**Extracted data**
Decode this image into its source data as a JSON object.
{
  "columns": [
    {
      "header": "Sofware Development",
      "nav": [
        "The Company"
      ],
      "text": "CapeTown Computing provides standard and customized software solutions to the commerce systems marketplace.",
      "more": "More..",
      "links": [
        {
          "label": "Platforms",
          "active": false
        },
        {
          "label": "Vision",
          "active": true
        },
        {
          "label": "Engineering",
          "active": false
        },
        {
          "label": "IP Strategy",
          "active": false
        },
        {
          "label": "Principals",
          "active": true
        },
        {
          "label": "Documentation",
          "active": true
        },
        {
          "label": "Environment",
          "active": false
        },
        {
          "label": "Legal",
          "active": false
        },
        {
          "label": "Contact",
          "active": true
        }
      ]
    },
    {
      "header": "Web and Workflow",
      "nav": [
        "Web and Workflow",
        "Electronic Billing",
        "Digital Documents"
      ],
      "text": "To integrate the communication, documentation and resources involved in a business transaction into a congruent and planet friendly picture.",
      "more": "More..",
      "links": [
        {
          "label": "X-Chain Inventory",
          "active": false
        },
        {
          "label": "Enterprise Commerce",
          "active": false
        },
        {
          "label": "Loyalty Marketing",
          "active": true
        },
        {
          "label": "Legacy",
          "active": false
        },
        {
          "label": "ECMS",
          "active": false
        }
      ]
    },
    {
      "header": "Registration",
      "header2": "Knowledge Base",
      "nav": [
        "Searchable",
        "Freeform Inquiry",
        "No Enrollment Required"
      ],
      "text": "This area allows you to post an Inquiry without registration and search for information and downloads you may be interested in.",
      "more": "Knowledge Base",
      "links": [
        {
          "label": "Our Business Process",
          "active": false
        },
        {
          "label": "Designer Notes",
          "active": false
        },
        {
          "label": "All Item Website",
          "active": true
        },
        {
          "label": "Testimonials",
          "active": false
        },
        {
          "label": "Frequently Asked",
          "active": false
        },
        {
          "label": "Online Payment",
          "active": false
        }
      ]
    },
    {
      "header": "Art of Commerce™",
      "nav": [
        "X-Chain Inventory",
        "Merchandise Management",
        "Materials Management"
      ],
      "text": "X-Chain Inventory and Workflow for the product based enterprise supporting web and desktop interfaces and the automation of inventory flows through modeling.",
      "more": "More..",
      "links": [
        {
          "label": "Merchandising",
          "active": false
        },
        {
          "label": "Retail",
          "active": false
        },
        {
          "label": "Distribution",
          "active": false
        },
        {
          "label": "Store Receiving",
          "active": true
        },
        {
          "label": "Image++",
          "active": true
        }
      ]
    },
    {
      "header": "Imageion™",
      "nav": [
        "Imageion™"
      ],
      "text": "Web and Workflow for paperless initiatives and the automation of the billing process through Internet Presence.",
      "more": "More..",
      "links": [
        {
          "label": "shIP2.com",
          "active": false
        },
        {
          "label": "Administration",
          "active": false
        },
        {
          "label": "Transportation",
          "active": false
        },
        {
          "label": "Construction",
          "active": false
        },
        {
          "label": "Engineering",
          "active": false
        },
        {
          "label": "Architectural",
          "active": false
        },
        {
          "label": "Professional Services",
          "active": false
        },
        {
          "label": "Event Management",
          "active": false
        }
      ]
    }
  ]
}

**What this task involves**
Gather up every line in the data above that contains the word "Knowledge", copying each one.

**Expected answer**
      "header2": "Knowledge Base",
      "more": "Knowledge Base",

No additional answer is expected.